* _Exercise instructions_
Every line of the listing must be reproduced as it stands. Leave the images behind.
——
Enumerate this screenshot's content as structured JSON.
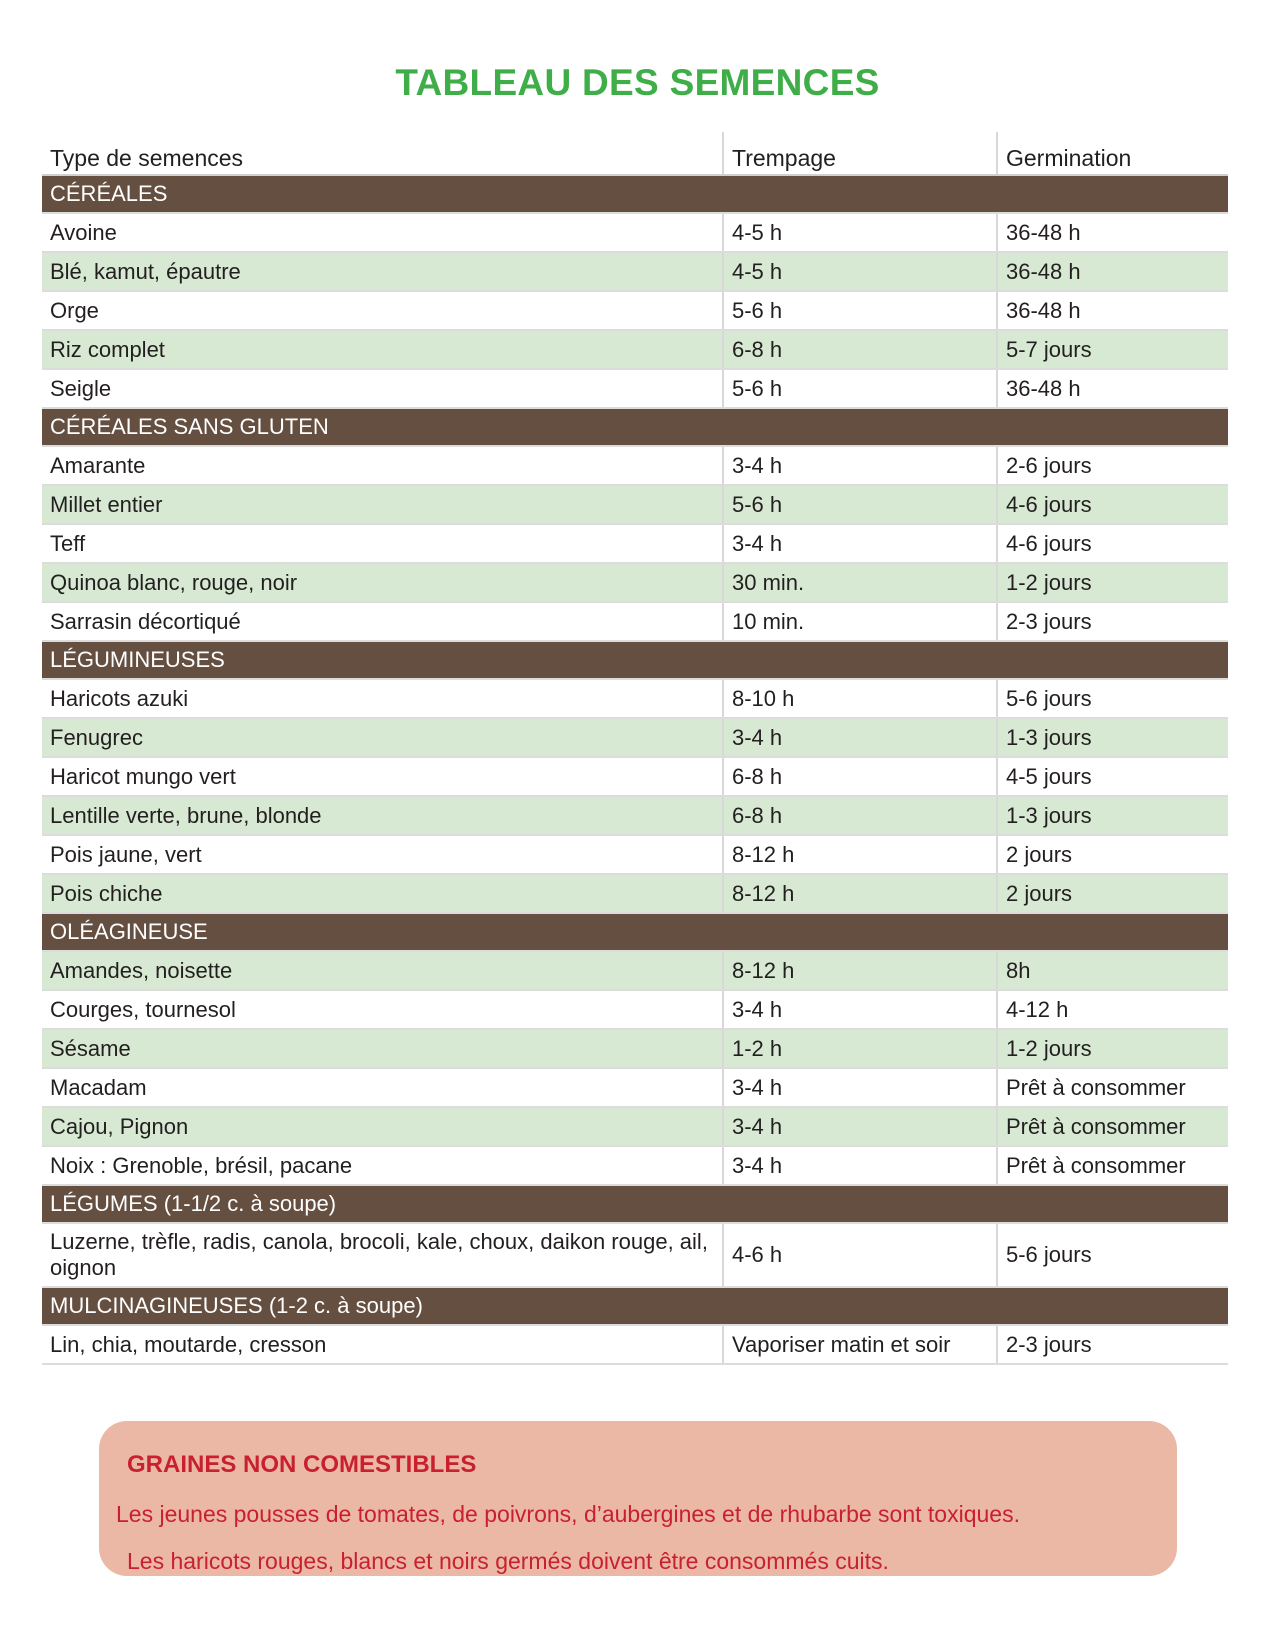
{
  "title": "TABLEAU DES SEMENCES",
  "colors": {
    "title": "#3fae49",
    "section_band": "#654f41",
    "row_shade": "#d7e9d3",
    "warning_bg": "#ecb8a6",
    "warning_text": "#c8202e"
  },
  "headers": [
    "Type de semences",
    "Trempage",
    "Germination"
  ],
  "sections": [
    {
      "label": "CÉRÉALES",
      "rows": [
        {
          "type": "Avoine",
          "trempage": "4-5 h",
          "germination": "36-48 h",
          "shade": false
        },
        {
          "type": "Blé, kamut, épautre",
          "trempage": "4-5 h",
          "germination": "36-48 h",
          "shade": true
        },
        {
          "type": "Orge",
          "trempage": "5-6 h",
          "germination": "36-48 h",
          "shade": false
        },
        {
          "type": "Riz complet",
          "trempage": "6-8 h",
          "germination": "5-7 jours",
          "shade": true
        },
        {
          "type": "Seigle",
          "trempage": "5-6 h",
          "germination": "36-48 h",
          "shade": false
        }
      ]
    },
    {
      "label": "CÉRÉALES SANS GLUTEN",
      "rows": [
        {
          "type": "Amarante",
          "trempage": "3-4 h",
          "germination": "2-6 jours",
          "shade": false
        },
        {
          "type": "Millet entier",
          "trempage": "5-6 h",
          "germination": "4-6 jours",
          "shade": true
        },
        {
          "type": "Teff",
          "trempage": "3-4 h",
          "germination": "4-6 jours",
          "shade": false
        },
        {
          "type": "Quinoa blanc, rouge, noir",
          "trempage": "30 min.",
          "germination": "1-2 jours",
          "shade": true
        },
        {
          "type": "Sarrasin décortiqué",
          "trempage": "10 min.",
          "germination": "2-3 jours",
          "shade": false
        }
      ]
    },
    {
      "label": "LÉGUMINEUSES",
      "rows": [
        {
          "type": "Haricots azuki",
          "trempage": "8-10 h",
          "germination": "5-6 jours",
          "shade": false
        },
        {
          "type": "Fenugrec",
          "trempage": "3-4 h",
          "germination": "1-3 jours",
          "shade": true
        },
        {
          "type": "Haricot mungo vert",
          "trempage": "6-8 h",
          "germination": "4-5 jours",
          "shade": false
        },
        {
          "type": "Lentille verte, brune, blonde",
          "trempage": "6-8 h",
          "germination": "1-3 jours",
          "shade": true
        },
        {
          "type": "Pois jaune, vert",
          "trempage": "8-12 h",
          "germination": "2 jours",
          "shade": false
        },
        {
          "type": "Pois chiche",
          "trempage": "8-12 h",
          "germination": "2 jours",
          "shade": true
        }
      ]
    },
    {
      "label": "OLÉAGINEUSE",
      "rows": [
        {
          "type": "Amandes, noisette",
          "trempage": "8-12 h",
          "germination": "8h",
          "shade": true
        },
        {
          "type": "Courges, tournesol",
          "trempage": "3-4 h",
          "germination": "4-12 h",
          "shade": false
        },
        {
          "type": "Sésame",
          "trempage": "1-2 h",
          "germination": "1-2 jours",
          "shade": true
        },
        {
          "type": "Macadam",
          "trempage": "3-4 h",
          "germination": "Prêt à consommer",
          "shade": false
        },
        {
          "type": "Cajou, Pignon",
          "trempage": "3-4 h",
          "germination": "Prêt à consommer",
          "shade": true
        },
        {
          "type": "Noix : Grenoble, brésil, pacane",
          "trempage": "3-4 h",
          "germination": "Prêt à consommer",
          "shade": false
        }
      ]
    },
    {
      "label": "LÉGUMES (1-1/2 c. à soupe)",
      "rows": [
        {
          "type": "Luzerne, trèfle, radis, canola, brocoli, kale, choux, daikon rouge, ail, oignon",
          "trempage": "4-6 h",
          "germination": "5-6 jours",
          "shade": false,
          "tall": true
        }
      ]
    },
    {
      "label": "MULCINAGINEUSES (1-2 c. à soupe)",
      "rows": [
        {
          "type": "Lin, chia, moutarde, cresson",
          "trempage": "Vaporiser matin et soir",
          "germination": "2-3 jours",
          "shade": false
        }
      ]
    }
  ],
  "warning": {
    "title": "GRAINES NON COMESTIBLES",
    "line1": "Les jeunes pousses de tomates, de poivrons, d’aubergines et de rhubarbe sont toxiques.",
    "line2": "Les haricots rouges, blancs et noirs germés doivent être consommés cuits."
  }
}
——
* _Result for this task_
Enumerate this screenshot's content as structured JSON.
{
  "title": "TABLEAU DES SEMENCES",
  "colors": {
    "title": "#3fae49",
    "section_band": "#654f41",
    "row_shade": "#d7e9d3",
    "warning_bg": "#ecb8a6",
    "warning_text": "#c8202e"
  },
  "headers": [
    "Type de semences",
    "Trempage",
    "Germination"
  ],
  "sections": [
    {
      "label": "CÉRÉALES",
      "rows": [
        {
          "type": "Avoine",
          "trempage": "4-5 h",
          "germination": "36-48 h",
          "shade": false
        },
        {
          "type": "Blé, kamut, épautre",
          "trempage": "4-5 h",
          "germination": "36-48 h",
          "shade": true
        },
        {
          "type": "Orge",
          "trempage": "5-6 h",
          "germination": "36-48 h",
          "shade": false
        },
        {
          "type": "Riz complet",
          "trempage": "6-8 h",
          "germination": "5-7 jours",
          "shade": true
        },
        {
          "type": "Seigle",
          "trempage": "5-6 h",
          "germination": "36-48 h",
          "shade": false
        }
      ]
    },
    {
      "label": "CÉRÉALES SANS GLUTEN",
      "rows": [
        {
          "type": "Amarante",
          "trempage": "3-4 h",
          "germination": "2-6 jours",
          "shade": false
        },
        {
          "type": "Millet entier",
          "trempage": "5-6 h",
          "germination": "4-6 jours",
          "shade": true
        },
        {
          "type": "Teff",
          "trempage": "3-4 h",
          "germination": "4-6 jours",
          "shade": false
        },
        {
          "type": "Quinoa blanc, rouge, noir",
          "trempage": "30 min.",
          "germination": "1-2 jours",
          "shade": true
        },
        {
          "type": "Sarrasin décortiqué",
          "trempage": "10 min.",
          "germination": "2-3 jours",
          "shade": false
        }
      ]
    },
    {
      "label": "LÉGUMINEUSES",
      "rows": [
        {
          "type": "Haricots azuki",
          "trempage": "8-10 h",
          "germination": "5-6 jours",
          "shade": false
        },
        {
          "type": "Fenugrec",
          "trempage": "3-4 h",
          "germination": "1-3 jours",
          "shade": true
        },
        {
          "type": "Haricot mungo vert",
          "trempage": "6-8 h",
          "germination": "4-5 jours",
          "shade": false
        },
        {
          "type": "Lentille verte, brune, blonde",
          "trempage": "6-8 h",
          "germination": "1-3 jours",
          "shade": true
        },
        {
          "type": "Pois jaune, vert",
          "trempage": "8-12 h",
          "germination": "2 jours",
          "shade": false
        },
        {
          "type": "Pois chiche",
          "trempage": "8-12 h",
          "germination": "2 jours",
          "shade": true
        }
      ]
    },
    {
      "label": "OLÉAGINEUSE",
      "rows": [
        {
          "type": "Amandes, noisette",
          "trempage": "8-12 h",
          "germination": "8h",
          "shade": true
        },
        {
          "type": "Courges, tournesol",
          "trempage": "3-4 h",
          "germination": "4-12 h",
          "shade": false
        },
        {
          "type": "Sésame",
          "trempage": "1-2 h",
          "germination": "1-2 jours",
          "shade": true
        },
        {
          "type": "Macadam",
          "trempage": "3-4 h",
          "germination": "Prêt à consommer",
          "shade": false
        },
        {
          "type": "Cajou, Pignon",
          "trempage": "3-4 h",
          "germination": "Prêt à consommer",
          "shade": true
        },
        {
          "type": "Noix : Grenoble, brésil, pacane",
          "trempage": "3-4 h",
          "germination": "Prêt à consommer",
          "shade": false
        }
      ]
    },
    {
      "label": "LÉGUMES (1-1/2 c. à soupe)",
      "rows": [
        {
          "type": "Luzerne, trèfle, radis, canola, brocoli, kale, choux, daikon rouge, ail, oignon",
          "trempage": "4-6 h",
          "germination": "5-6 jours",
          "shade": false,
          "tall": true
        }
      ]
    },
    {
      "label": "MULCINAGINEUSES (1-2 c. à soupe)",
      "rows": [
        {
          "type": "Lin, chia, moutarde, cresson",
          "trempage": "Vaporiser matin et soir",
          "germination": "2-3 jours",
          "shade": false
        }
      ]
    }
  ],
  "warning": {
    "title": "GRAINES NON COMESTIBLES",
    "line1": "Les jeunes pousses de tomates, de poivrons, d’aubergines et de rhubarbe sont toxiques.",
    "line2": "Les haricots rouges, blancs et noirs germés doivent être consommés cuits."
  }
}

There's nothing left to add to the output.